▽
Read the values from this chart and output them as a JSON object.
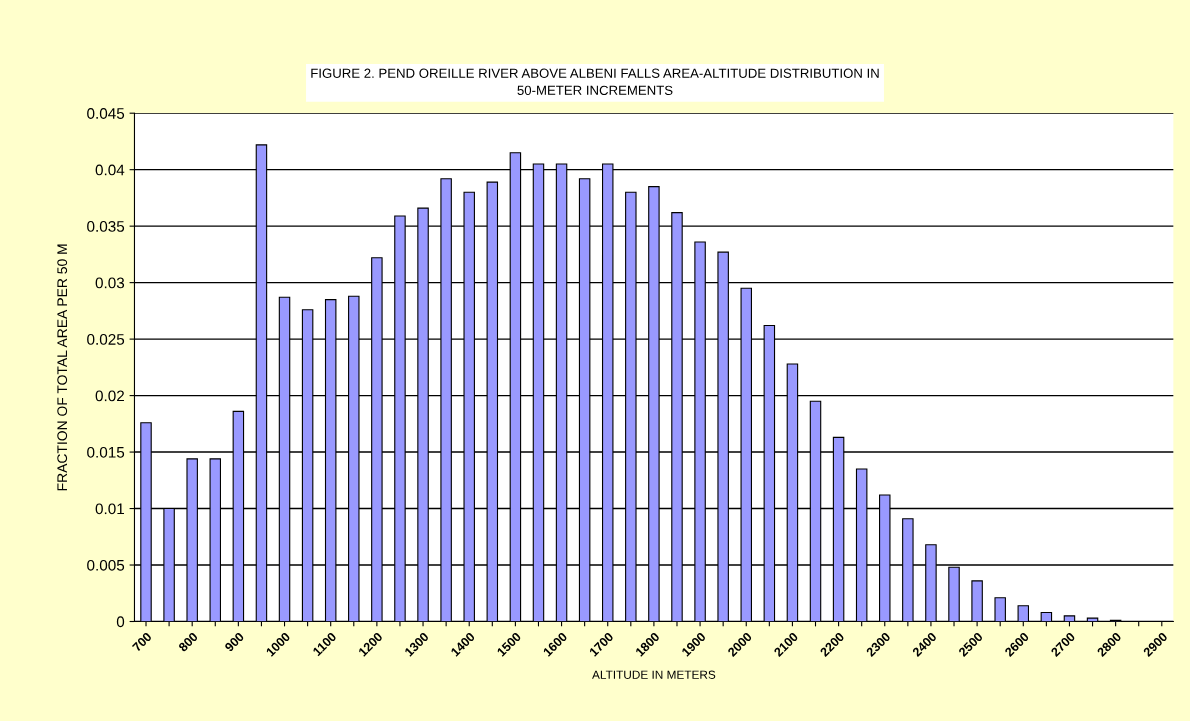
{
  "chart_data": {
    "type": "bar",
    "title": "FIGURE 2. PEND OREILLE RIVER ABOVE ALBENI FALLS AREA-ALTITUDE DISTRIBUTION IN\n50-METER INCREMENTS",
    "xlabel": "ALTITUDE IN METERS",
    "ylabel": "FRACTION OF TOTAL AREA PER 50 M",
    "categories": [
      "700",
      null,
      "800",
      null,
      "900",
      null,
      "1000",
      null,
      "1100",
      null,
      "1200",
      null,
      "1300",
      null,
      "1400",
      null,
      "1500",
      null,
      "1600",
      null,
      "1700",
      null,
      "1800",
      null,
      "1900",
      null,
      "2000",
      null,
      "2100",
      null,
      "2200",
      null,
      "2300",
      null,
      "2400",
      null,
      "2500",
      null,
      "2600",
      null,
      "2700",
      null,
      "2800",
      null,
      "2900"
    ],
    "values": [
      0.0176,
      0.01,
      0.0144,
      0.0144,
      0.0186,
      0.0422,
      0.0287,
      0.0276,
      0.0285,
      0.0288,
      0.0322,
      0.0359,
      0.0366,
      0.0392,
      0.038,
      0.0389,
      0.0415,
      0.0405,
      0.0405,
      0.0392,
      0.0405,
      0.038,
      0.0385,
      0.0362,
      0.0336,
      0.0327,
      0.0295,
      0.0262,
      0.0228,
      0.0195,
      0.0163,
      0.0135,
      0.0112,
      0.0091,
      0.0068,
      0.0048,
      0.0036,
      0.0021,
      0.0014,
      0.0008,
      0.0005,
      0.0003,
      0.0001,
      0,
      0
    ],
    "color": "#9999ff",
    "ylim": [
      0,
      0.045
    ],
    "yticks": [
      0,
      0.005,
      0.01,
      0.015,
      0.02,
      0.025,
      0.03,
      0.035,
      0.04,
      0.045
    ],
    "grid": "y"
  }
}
△
▽
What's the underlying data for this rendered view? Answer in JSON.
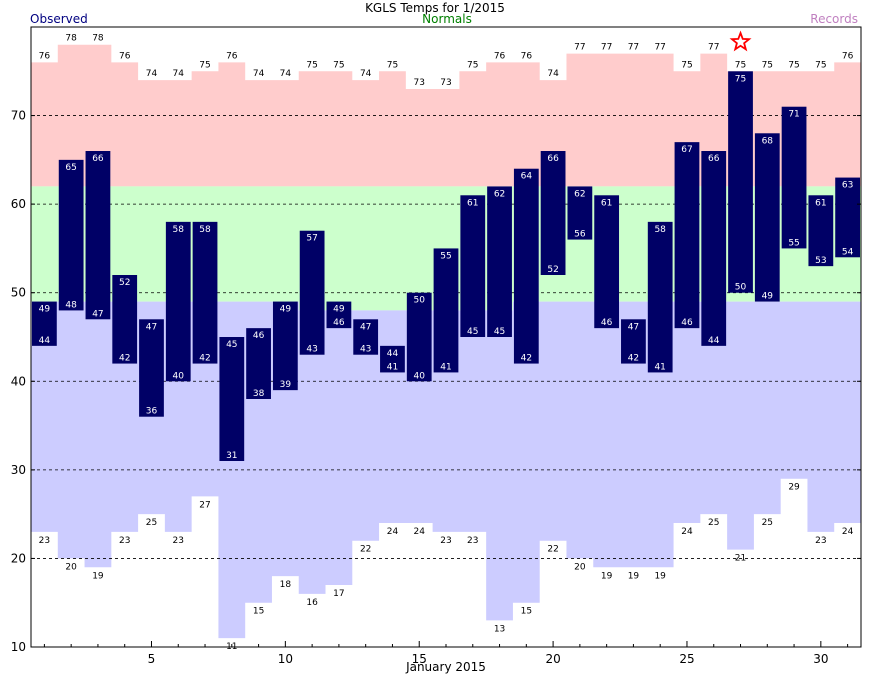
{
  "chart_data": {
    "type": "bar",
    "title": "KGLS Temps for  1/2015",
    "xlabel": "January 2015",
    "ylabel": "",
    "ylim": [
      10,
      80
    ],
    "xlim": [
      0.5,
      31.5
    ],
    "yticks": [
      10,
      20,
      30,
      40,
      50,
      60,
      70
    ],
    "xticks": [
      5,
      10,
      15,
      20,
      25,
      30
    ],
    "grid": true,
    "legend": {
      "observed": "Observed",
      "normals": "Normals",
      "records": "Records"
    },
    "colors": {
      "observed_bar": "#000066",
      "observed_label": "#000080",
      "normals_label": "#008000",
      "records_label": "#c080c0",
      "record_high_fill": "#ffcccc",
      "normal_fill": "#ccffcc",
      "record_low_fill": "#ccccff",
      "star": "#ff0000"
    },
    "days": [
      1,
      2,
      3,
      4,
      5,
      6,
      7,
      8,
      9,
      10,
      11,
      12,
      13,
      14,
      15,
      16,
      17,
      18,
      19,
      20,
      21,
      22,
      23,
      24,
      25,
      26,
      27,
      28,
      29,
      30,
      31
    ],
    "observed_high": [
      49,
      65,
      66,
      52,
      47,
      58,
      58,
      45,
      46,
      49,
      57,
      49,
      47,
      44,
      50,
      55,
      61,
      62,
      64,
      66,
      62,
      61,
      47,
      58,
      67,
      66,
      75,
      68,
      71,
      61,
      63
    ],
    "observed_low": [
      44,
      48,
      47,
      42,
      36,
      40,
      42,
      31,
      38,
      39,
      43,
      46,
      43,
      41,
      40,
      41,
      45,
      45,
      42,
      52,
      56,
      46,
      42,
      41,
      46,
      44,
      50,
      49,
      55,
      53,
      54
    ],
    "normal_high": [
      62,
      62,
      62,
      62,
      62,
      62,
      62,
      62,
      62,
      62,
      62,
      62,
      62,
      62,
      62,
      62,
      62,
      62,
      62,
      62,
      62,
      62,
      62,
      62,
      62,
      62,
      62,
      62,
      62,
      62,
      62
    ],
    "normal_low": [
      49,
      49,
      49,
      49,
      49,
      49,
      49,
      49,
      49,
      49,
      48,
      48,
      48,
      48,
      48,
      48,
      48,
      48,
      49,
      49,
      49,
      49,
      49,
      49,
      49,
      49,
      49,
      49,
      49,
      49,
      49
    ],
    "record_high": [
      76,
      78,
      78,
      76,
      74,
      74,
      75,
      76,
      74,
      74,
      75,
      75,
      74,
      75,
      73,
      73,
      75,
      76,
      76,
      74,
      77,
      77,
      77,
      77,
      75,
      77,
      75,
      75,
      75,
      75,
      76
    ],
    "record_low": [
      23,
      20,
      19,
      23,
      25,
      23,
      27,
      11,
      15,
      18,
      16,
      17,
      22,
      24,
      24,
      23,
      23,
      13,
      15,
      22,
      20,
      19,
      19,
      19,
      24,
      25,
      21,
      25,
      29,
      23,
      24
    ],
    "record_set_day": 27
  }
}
△
▽
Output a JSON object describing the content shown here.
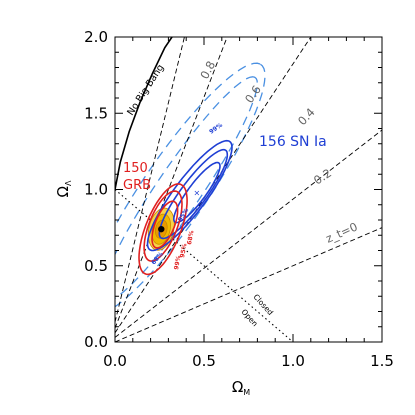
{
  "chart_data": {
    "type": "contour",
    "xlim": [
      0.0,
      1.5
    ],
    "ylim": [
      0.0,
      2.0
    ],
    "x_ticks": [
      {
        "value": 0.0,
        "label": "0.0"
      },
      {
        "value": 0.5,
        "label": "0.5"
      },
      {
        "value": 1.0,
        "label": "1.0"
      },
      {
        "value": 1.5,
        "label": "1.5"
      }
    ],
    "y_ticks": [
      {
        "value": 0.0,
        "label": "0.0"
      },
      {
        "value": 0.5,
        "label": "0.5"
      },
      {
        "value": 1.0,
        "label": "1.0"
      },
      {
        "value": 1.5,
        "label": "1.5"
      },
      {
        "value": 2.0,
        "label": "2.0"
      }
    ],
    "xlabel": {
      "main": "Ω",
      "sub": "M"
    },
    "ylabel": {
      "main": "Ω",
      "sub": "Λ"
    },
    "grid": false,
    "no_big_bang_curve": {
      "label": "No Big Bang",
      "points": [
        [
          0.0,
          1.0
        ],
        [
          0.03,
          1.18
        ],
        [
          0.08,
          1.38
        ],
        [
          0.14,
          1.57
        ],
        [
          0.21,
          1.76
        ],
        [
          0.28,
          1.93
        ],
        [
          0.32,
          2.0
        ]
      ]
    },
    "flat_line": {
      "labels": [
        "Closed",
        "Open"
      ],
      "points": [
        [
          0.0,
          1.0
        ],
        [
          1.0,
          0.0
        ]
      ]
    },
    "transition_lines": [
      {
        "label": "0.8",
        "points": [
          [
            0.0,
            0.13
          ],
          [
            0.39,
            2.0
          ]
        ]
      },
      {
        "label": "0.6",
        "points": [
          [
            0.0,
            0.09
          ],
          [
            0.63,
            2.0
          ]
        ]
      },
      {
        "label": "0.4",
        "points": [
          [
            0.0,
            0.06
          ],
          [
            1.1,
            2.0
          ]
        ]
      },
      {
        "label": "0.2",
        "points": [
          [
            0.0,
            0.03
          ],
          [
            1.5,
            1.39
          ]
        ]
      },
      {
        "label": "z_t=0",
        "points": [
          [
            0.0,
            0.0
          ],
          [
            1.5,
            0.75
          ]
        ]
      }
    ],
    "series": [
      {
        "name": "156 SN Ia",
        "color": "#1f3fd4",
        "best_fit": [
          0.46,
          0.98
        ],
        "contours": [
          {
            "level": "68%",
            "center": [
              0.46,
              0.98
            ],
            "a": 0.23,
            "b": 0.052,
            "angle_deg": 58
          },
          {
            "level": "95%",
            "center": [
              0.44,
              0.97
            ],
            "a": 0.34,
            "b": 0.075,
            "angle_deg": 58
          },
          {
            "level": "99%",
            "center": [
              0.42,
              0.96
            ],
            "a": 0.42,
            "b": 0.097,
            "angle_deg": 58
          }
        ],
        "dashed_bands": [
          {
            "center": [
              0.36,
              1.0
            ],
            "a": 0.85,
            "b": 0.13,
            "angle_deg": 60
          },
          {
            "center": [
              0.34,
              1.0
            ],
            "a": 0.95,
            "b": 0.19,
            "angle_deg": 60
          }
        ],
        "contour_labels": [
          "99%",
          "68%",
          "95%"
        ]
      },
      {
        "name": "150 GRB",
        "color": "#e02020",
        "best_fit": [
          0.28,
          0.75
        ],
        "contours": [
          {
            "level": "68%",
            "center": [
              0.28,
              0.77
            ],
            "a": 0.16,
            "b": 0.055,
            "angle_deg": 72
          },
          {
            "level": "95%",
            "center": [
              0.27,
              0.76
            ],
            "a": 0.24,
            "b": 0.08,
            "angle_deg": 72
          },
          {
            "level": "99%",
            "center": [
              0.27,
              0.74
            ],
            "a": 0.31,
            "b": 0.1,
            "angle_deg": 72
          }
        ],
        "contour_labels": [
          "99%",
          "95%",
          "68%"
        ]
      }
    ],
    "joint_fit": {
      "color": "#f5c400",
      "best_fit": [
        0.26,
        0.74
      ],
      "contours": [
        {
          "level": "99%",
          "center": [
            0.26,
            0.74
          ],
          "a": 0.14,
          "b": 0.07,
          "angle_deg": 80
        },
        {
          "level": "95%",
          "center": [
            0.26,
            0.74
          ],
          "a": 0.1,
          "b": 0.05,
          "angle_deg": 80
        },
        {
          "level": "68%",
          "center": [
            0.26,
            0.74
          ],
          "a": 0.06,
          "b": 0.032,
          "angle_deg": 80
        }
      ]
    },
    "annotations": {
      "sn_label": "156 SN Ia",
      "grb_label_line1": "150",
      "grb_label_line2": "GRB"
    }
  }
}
△
Problem to work on:
Read the entries above, then pull out the lines that include "this".

Correct answer:
Read the values from this chart and output them as a JSON object.
What's the underlying data for this rendered view? Answer in JSON.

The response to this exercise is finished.